Kutipan Bacaan
########

Oleh : Ummu Aqeela
BPJS ( Badan Penyelenggara Jaminan Sosial ) adalah Lembaga yang dibentuk untuk menyelenggarakan progam jaminan sosial di Indonesia menurut Undang Undang Nomor 40 Tahun 2004 dan Undang Undang Nomor 24 Tahun 2011. Berdasarkan Undang Undang tersebut BPJS akan menggantikan sejumlah lembaga sosial yang ada di Indonesia yaitu lembaga jaminan asuransi kesehatan PT Askes menjadi BPJS kesehatan dan lembaga jaminan sosial ketenagakerjaan PT Jamsostek menjadi BPJS Ketenagakerjaan. Lembaga ini berkantor pusat di Jakarta dan bertanggung jawab penuh terhadap presiden. Setiap warga negara Indonesia dan warga asing yang sudah berdiam di Indonesia selama minimal enam bulan wajib menjadi anggota BPJS, ini sesuai peraturan UU BPJS pasal 14. Dari bukti kepersertaan BPJS akan diwakilkan oleh sebuah kartu yang digadang-gadang bisa menjamin kesehatan setiap warga atau rakyat Indonesia.
Seiring berjalannya waktu kartu yang dianggap sakti oleh segelintir orang tersebut menemui berbagai macam masalah. Sudah lebih dari enam tahun UU BPJS ini berlaku, namun dipandang mengkhwatirkan oleh sebagian kalangan karena saat ini BPJS Kesehatan mengalami defisit keuangan. Menteri kesehatan RI, Nila F Moeloek ikut berbicara, menurutnya masyarakat perlu menjaga kesehatan untuk membantu BPJS Kesehatan mengurangi biaya pengobatan. ( Republika.co.id, 19 oktober 2018 ). Dengan begini rakyat kembalilah yang harus menanggung beban dan dipersalahkan atas kejadian diatas. Defisit yang dialami pun seolah-olah adalah karena ulah rakyat itu sendiri. Tanpa mereka sadar bahwa derita rakyat yang sakit semestinya adalah menjadi tanggungan pemerintah 100% tanpa rakyat harus mengeluarkan biaya sepeserpun. Berbanding terbalik dengan layanan BPJS kesehatan ini, rakyat yang menggunakan dengan membayarnya namun ketika bermasalah rakyat pula yang terkena getahnya.

########

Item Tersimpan
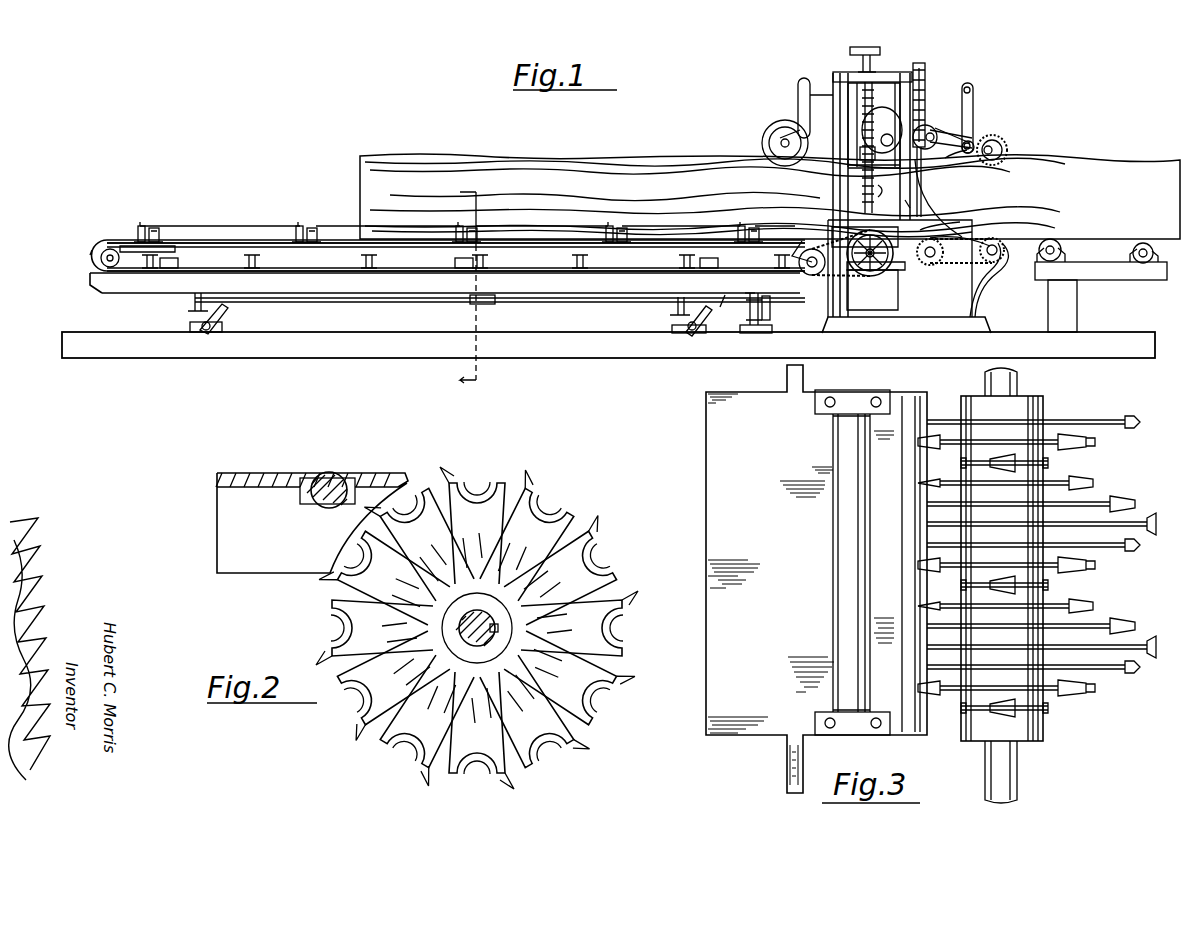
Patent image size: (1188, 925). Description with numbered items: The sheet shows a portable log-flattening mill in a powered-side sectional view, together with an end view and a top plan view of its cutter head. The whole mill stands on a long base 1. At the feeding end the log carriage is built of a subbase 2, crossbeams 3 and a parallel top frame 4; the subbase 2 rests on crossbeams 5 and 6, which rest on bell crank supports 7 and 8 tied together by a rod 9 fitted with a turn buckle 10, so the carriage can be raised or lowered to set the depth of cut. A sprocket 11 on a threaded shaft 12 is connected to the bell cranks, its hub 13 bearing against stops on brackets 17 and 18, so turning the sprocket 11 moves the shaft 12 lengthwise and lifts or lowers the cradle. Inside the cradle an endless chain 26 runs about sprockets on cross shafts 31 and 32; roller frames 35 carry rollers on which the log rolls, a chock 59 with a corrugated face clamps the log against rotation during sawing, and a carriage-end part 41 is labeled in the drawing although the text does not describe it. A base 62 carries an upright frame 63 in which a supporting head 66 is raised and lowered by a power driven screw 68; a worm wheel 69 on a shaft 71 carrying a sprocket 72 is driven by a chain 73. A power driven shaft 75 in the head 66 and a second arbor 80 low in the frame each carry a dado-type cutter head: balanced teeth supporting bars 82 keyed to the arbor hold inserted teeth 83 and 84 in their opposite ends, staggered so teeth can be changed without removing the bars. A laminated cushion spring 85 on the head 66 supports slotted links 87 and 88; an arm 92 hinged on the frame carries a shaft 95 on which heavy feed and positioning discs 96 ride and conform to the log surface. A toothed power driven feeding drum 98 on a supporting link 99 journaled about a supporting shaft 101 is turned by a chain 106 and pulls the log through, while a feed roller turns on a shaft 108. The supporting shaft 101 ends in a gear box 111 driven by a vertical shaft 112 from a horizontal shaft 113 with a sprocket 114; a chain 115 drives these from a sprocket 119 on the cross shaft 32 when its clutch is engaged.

In FIG. 1, the base 1 is at (585, 353).
In FIG. 1, the subbase 2 is at (407, 296).
In FIG. 1, the crossbeams 3 is at (332, 279).
In FIG. 1, the top frame 4 is at (605, 283).
In FIG. 1, the crossbeam 5 is at (188, 308).
In FIG. 1, the crossbeam 6 is at (673, 312).
In FIG. 1, the bell crank support 7 is at (222, 311).
In FIG. 1, the bell crank support 8 is at (707, 314).
In FIG. 1, the rod 9 is at (320, 312).
In FIG. 1, the turn buckle 10 is at (470, 300).
In FIG. 1, the sprocket 11 is at (746, 300).
In FIG. 1, the threaded shaft 12 is at (776, 312).
In FIG. 1, the hub 13 is at (717, 289).
In FIG. 1, the bracket 17 is at (737, 332).
In FIG. 1, the bracket 18 is at (766, 328).
In FIG. 1, the endless chain 26 is at (116, 238).
In FIG. 1, the cross shaft 31 is at (93, 248).
In FIG. 1, the cross shaft 32 is at (814, 240).
In FIG. 1, the roller frame 35 is at (670, 197).
In FIG. 1, the chain guide plate 41 is at (180, 242).
In FIG. 1, the chock 59 is at (747, 214).
In FIG. 1, the base 62 is at (871, 335).
In FIG. 1, the frame 63 is at (925, 202).
In FIG. 1, the supporting head 66 is at (970, 136).
In FIG. 1, the power driven screw 68 is at (872, 128).
In FIG. 1, the worm wheel 69 is at (880, 68).
In FIG. 1, the shaft 71 is at (895, 73).
In FIG. 1, the sprocket 72 is at (931, 71).
In FIG. 1, the chain 73 is at (934, 90).
In FIG. 1, the power driven shaft 75 is at (928, 132).
In FIG. 1, the second arbor 80 is at (866, 282).
In FIG. 3, the second arbor 80 is at (1011, 385).
In FIG. 2, the balanced teeth supporting bars 82 is at (552, 565).
In FIG. 3, the balanced teeth supporting bars 82 is at (1066, 470).
In FIG. 2, the inserted tooth 83 is at (483, 488).
In FIG. 3, the inserted tooth 83 is at (1122, 498).
In FIG. 2, the inserted tooth 84 is at (494, 776).
In FIG. 1, the cushion spring 85 is at (970, 94).
In FIG. 1, the link 87 is at (965, 124).
In FIG. 1, the link 88 is at (800, 96).
In FIG. 1, the arm 92 is at (819, 120).
In FIG. 1, the shaft 95 is at (780, 144).
In FIG. 1, the feed and positioning discs 96 is at (766, 126).
In FIG. 1, the power driven feeding drum 98 is at (997, 142).
In FIG. 1, the supporting link 99 is at (963, 157).
In FIG. 1, the supporting shaft 101 is at (970, 142).
In FIG. 1, the chain 106 is at (995, 144).
In FIG. 1, the shaft 108 is at (1030, 248).
In FIG. 1, the gear box 111 is at (895, 173).
In FIG. 1, the shaft 112 is at (905, 198).
In FIG. 1, the shaft 113 is at (990, 230).
In FIG. 1, the sprocket 114 is at (945, 235).
In FIG. 1, the chain 115 is at (920, 270).
In FIG. 1, the sprocket 119 is at (805, 274).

########

Tugas
1. Di kota mana BPJS berkantor pusat menurut teks tentang BPJS?
2. Tolong sebutkan semua nama lembaga penyelenggara jaminan yang muncul dalam teks tentang BPJS.

Jawaban Tiap Tugas
1. Jakarta.

2. BPJS, PT Askes, BPJS Kesehatan, PT Jamsostek, BPJS Ketenagakerjaan.